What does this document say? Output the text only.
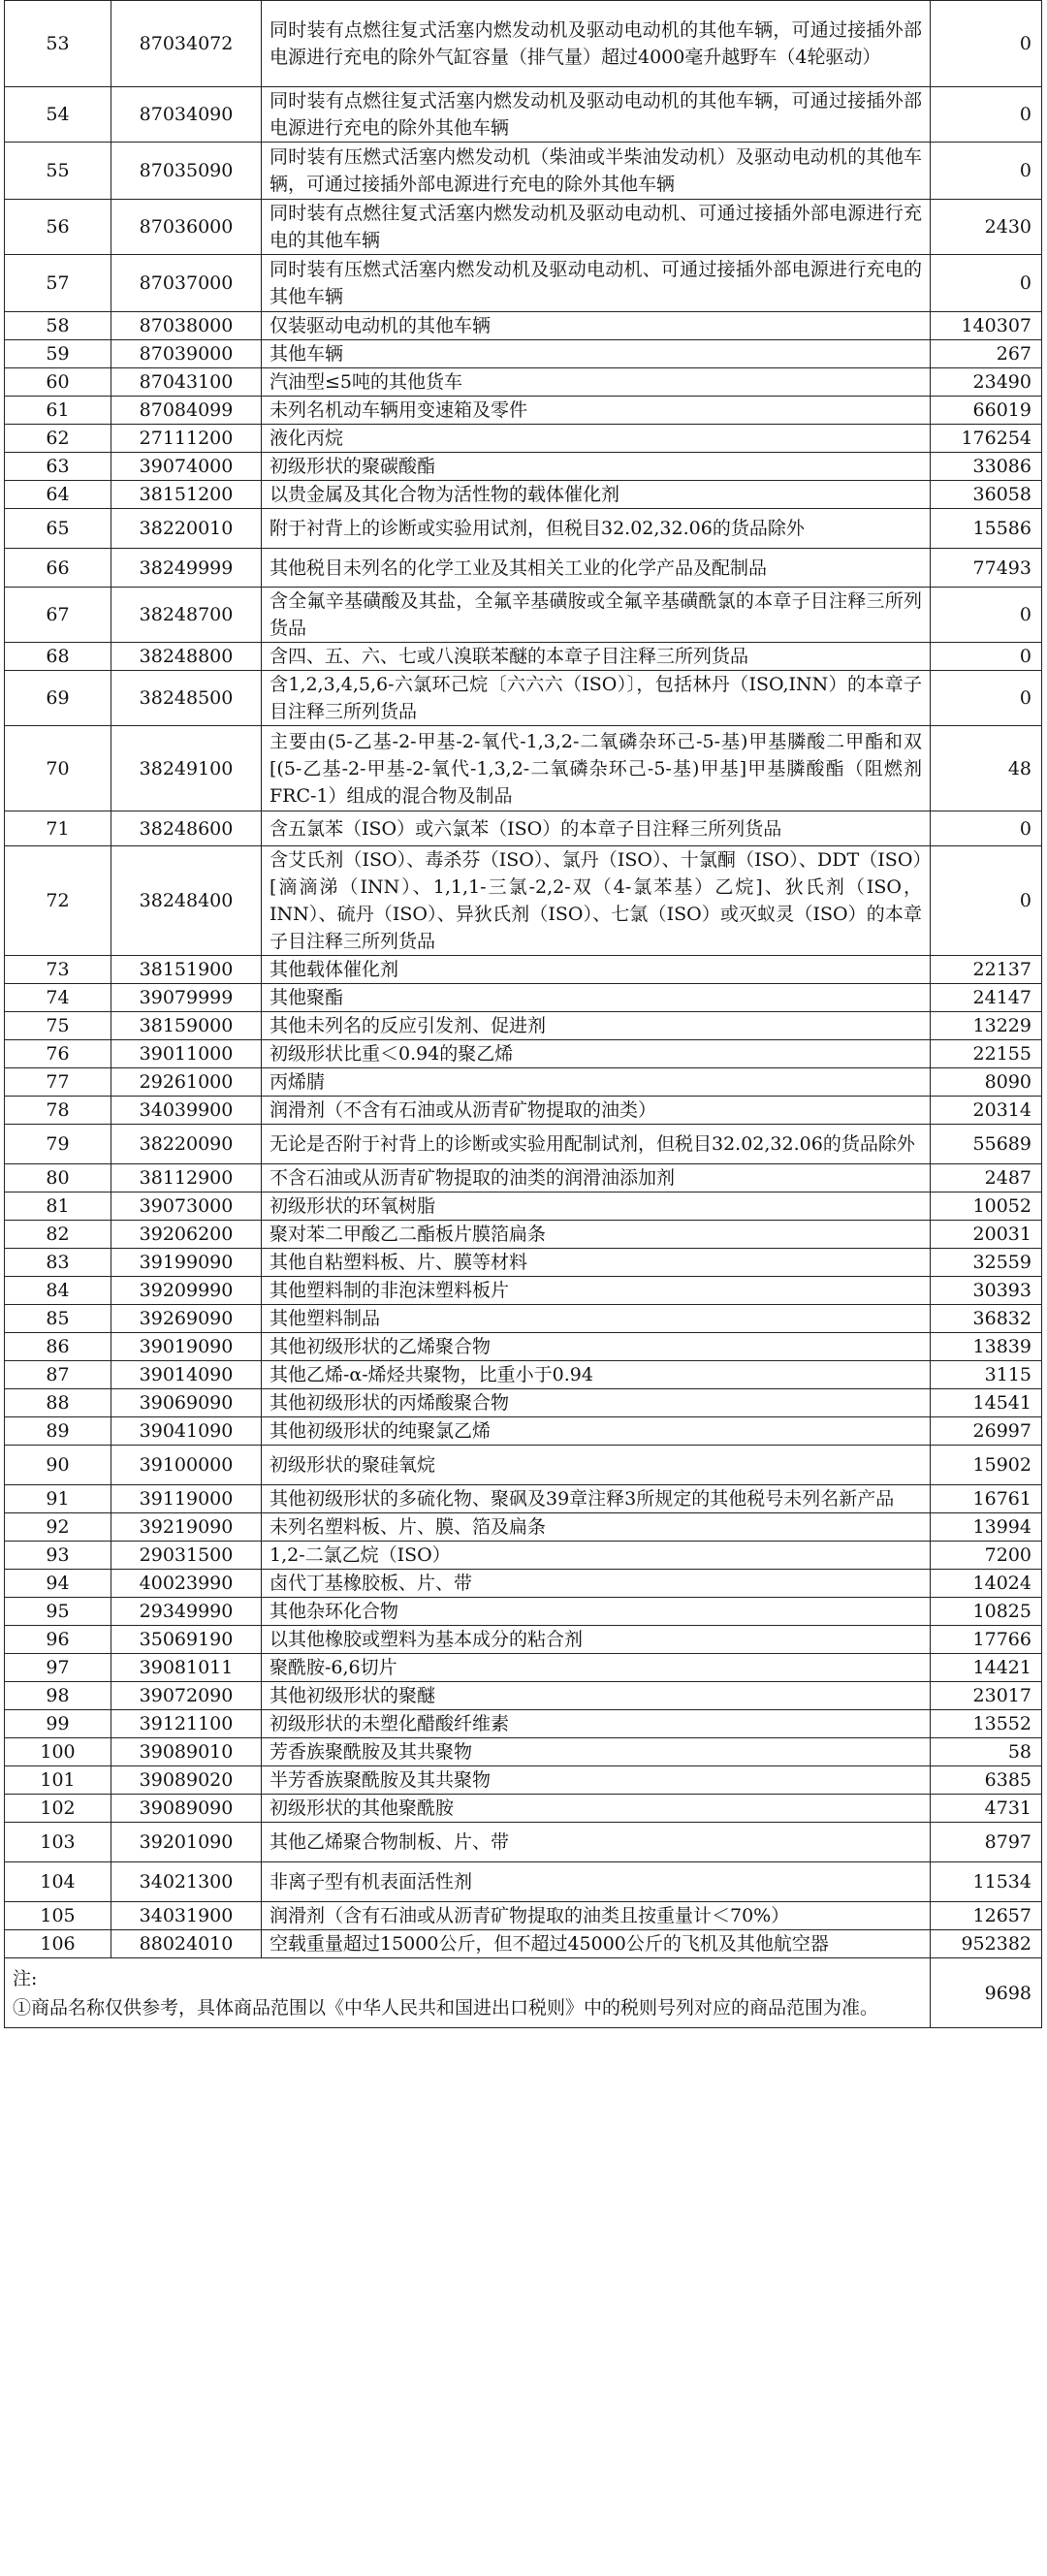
53	87034072	同时装有点燃往复式活塞内燃发动机及驱动电动机的其他车辆，可通过接插外部电源进行充电的除外气缸容量（排气量）超过4000毫升越野车（4轮驱动）	0
54	87034090	同时装有点燃往复式活塞内燃发动机及驱动电动机的其他车辆，可通过接插外部电源进行充电的除外其他车辆	0
55	87035090	同时装有压燃式活塞内燃发动机（柴油或半柴油发动机）及驱动电动机的其他车辆，可通过接插外部电源进行充电的除外其他车辆	0
56	87036000	同时装有点燃往复式活塞内燃发动机及驱动电动机、可通过接插外部电源进行充电的其他车辆	2430
57	87037000	同时装有压燃式活塞内燃发动机及驱动电动机、可通过接插外部电源进行充电的其他车辆	0
58	87038000	仅装驱动电动机的其他车辆	140307
59	87039000	其他车辆	267
60	87043100	汽油型≤5吨的其他货车	23490
61	87084099	未列名机动车辆用变速箱及零件	66019
62	27111200	液化丙烷	176254
63	39074000	初级形状的聚碳酸酯	33086
64	38151200	以贵金属及其化合物为活性物的载体催化剂	36058
65	38220010	附于衬背上的诊断或实验用试剂，但税目32.02,32.06的货品除外	15586
66	38249999	其他税目未列名的化学工业及其相关工业的化学产品及配制品	77493
67	38248700	含全氟辛基磺酸及其盐，全氟辛基磺胺或全氟辛基磺酰氯的本章子目注释三所列货品	0
68	38248800	含四、五、六、七或八溴联苯醚的本章子目注释三所列货品	0
69	38248500	含1,2,3,4,5,6-六氯环己烷〔六六六（ISO）〕，包括林丹（ISO,INN）的本章子目注释三所列货品	0
70	38249100	主要由(5-乙基-2-甲基-2-氧代-1,3,2-二氧磷杂环己-5-基)甲基膦酸二甲酯和双[(5-乙基-2-甲基-2-氧代-1,3,2-二氧磷杂环己-5-基)甲基]甲基膦酸酯（阻燃剂 FRC-1）组成的混合物及制品	48
71	38248600	含五氯苯（ISO）或六氯苯（ISO）的本章子目注释三所列货品	0
72	38248400	含艾氏剂（ISO）、毒杀芬（ISO）、氯丹（ISO）、十氯酮（ISO）、DDT（ISO）[滴滴涕（INN）、1,1,1-三氯-2,2-双（4-氯苯基）乙烷]、狄氏剂（ISO，INN）、硫丹（ISO）、异狄氏剂（ISO）、七氯（ISO）或灭蚁灵（ISO）的本章子目注释三所列货品	0
73	38151900	其他载体催化剂	22137
74	39079999	其他聚酯	24147
75	38159000	其他未列名的反应引发剂、促进剂	13229
76	39011000	初级形状比重＜0.94的聚乙烯	22155
77	29261000	丙烯腈	8090
78	34039900	润滑剂（不含有石油或从沥青矿物提取的油类）	20314
79	38220090	无论是否附于衬背上的诊断或实验用配制试剂，但税目32.02,32.06的货品除外	55689
80	38112900	不含石油或从沥青矿物提取的油类的润滑油添加剂	2487
81	39073000	初级形状的环氧树脂	10052
82	39206200	聚对苯二甲酸乙二酯板片膜箔扁条	20031
83	39199090	其他自粘塑料板、片、膜等材料	32559
84	39209990	其他塑料制的非泡沫塑料板片	30393
85	39269090	其他塑料制品	36832
86	39019090	其他初级形状的乙烯聚合物	13839
87	39014090	其他乙烯-α-烯烃共聚物，比重小于0.94	3115
88	39069090	其他初级形状的丙烯酸聚合物	14541
89	39041090	其他初级形状的纯聚氯乙烯	26997
90	39100000	初级形状的聚硅氧烷	15902
91	39119000	其他初级形状的多硫化物、聚砜及39章注释3所规定的其他税号未列名新产品	16761
92	39219090	未列名塑料板、片、膜、箔及扁条	13994
93	29031500	1,2-二氯乙烷（ISO）	7200
94	40023990	卤代丁基橡胶板、片、带	14024
95	29349990	其他杂环化合物	10825
96	35069190	以其他橡胶或塑料为基本成分的粘合剂	17766
97	39081011	聚酰胺-6,6切片	14421
98	39072090	其他初级形状的聚醚	23017
99	39121100	初级形状的未塑化醋酸纤维素	13552
100	39089010	芳香族聚酰胺及其共聚物	58
101	39089020	半芳香族聚酰胺及其共聚物	6385
102	39089090	初级形状的其他聚酰胺	4731
103	39201090	其他乙烯聚合物制板、片、带	8797
104	34021300	非离子型有机表面活性剂	11534
105	34031900	润滑剂（含有石油或从沥青矿物提取的油类且按重量计＜70%）	12657
106	88024010	空载重量超过15000公斤，但不超过45000公斤的飞机及其他航空器	952382

注:
①商品名称仅供参考，具体商品范围以《中华人民共和国进出口税则》中的税则号列对应的商品范围为准。			9698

━━━━

- **Task details**: Copy out every line of the material above exactly, skipping the pictures.

- **Response**:
What does this document say? Output the text only.
53	87034072	同时装有点燃往复式活塞内燃发动机及驱动电动机的其他车辆，可通过接插外部电源进行充电的除外气缸容量（排气量）超过4000毫升越野车（4轮驱动）	0
54	87034090	同时装有点燃往复式活塞内燃发动机及驱动电动机的其他车辆，可通过接插外部电源进行充电的除外其他车辆	0
55	87035090	同时装有压燃式活塞内燃发动机（柴油或半柴油发动机）及驱动电动机的其他车辆，可通过接插外部电源进行充电的除外其他车辆	0
56	87036000	同时装有点燃往复式活塞内燃发动机及驱动电动机、可通过接插外部电源进行充电的其他车辆	2430
57	87037000	同时装有压燃式活塞内燃发动机及驱动电动机、可通过接插外部电源进行充电的其他车辆	0
58	87038000	仅装驱动电动机的其他车辆	140307
59	87039000	其他车辆	267
60	87043100	汽油型≤5吨的其他货车	23490
61	87084099	未列名机动车辆用变速箱及零件	66019
62	27111200	液化丙烷	176254
63	39074000	初级形状的聚碳酸酯	33086
64	38151200	以贵金属及其化合物为活性物的载体催化剂	36058
65	38220010	附于衬背上的诊断或实验用试剂，但税目32.02,32.06的货品除外	15586
66	38249999	其他税目未列名的化学工业及其相关工业的化学产品及配制品	77493
67	38248700	含全氟辛基磺酸及其盐，全氟辛基磺胺或全氟辛基磺酰氯的本章子目注释三所列货品	0
68	38248800	含四、五、六、七或八溴联苯醚的本章子目注释三所列货品	0
69	38248500	含1,2,3,4,5,6-六氯环己烷〔六六六（ISO）〕，包括林丹（ISO,INN）的本章子目注释三所列货品	0
70	38249100	主要由(5-乙基-2-甲基-2-氧代-1,3,2-二氧磷杂环己-5-基)甲基膦酸二甲酯和双[(5-乙基-2-甲基-2-氧代-1,3,2-二氧磷杂环己-5-基)甲基]甲基膦酸酯（阻燃剂 FRC-1）组成的混合物及制品	48
71	38248600	含五氯苯（ISO）或六氯苯（ISO）的本章子目注释三所列货品	0
72	38248400	含艾氏剂（ISO）、毒杀芬（ISO）、氯丹（ISO）、十氯酮（ISO）、DDT（ISO）[滴滴涕（INN）、1,1,1-三氯-2,2-双（4-氯苯基）乙烷]、狄氏剂（ISO，INN）、硫丹（ISO）、异狄氏剂（ISO）、七氯（ISO）或灭蚁灵（ISO）的本章子目注释三所列货品	0
73	38151900	其他载体催化剂	22137
74	39079999	其他聚酯	24147
75	38159000	其他未列名的反应引发剂、促进剂	13229
76	39011000	初级形状比重＜0.94的聚乙烯	22155
77	29261000	丙烯腈	8090
78	34039900	润滑剂（不含有石油或从沥青矿物提取的油类）	20314
79	38220090	无论是否附于衬背上的诊断或实验用配制试剂，但税目32.02,32.06的货品除外	55689
80	38112900	不含石油或从沥青矿物提取的油类的润滑油添加剂	2487
81	39073000	初级形状的环氧树脂	10052
82	39206200	聚对苯二甲酸乙二酯板片膜箔扁条	20031
83	39199090	其他自粘塑料板、片、膜等材料	32559
84	39209990	其他塑料制的非泡沫塑料板片	30393
85	39269090	其他塑料制品	36832
86	39019090	其他初级形状的乙烯聚合物	13839
87	39014090	其他乙烯-α-烯烃共聚物，比重小于0.94	3115
88	39069090	其他初级形状的丙烯酸聚合物	14541
89	39041090	其他初级形状的纯聚氯乙烯	26997
90	39100000	初级形状的聚硅氧烷	15902
91	39119000	其他初级形状的多硫化物、聚砜及39章注释3所规定的其他税号未列名新产品	16761
92	39219090	未列名塑料板、片、膜、箔及扁条	13994
93	29031500	1,2-二氯乙烷（ISO）	7200
94	40023990	卤代丁基橡胶板、片、带	14024
95	29349990	其他杂环化合物	10825
96	35069190	以其他橡胶或塑料为基本成分的粘合剂	17766
97	39081011	聚酰胺-6,6切片	14421
98	39072090	其他初级形状的聚醚	23017
99	39121100	初级形状的未塑化醋酸纤维素	13552
100	39089010	芳香族聚酰胺及其共聚物	58
101	39089020	半芳香族聚酰胺及其共聚物	6385
102	39089090	初级形状的其他聚酰胺	4731
103	39201090	其他乙烯聚合物制板、片、带	8797
104	34021300	非离子型有机表面活性剂	11534
105	34031900	润滑剂（含有石油或从沥青矿物提取的油类且按重量计＜70%）	12657
106	88024010	空载重量超过15000公斤，但不超过45000公斤的飞机及其他航空器	952382

注:
①商品名称仅供参考，具体商品范围以《中华人民共和国进出口税则》中的税则号列对应的商品范围为准。			9698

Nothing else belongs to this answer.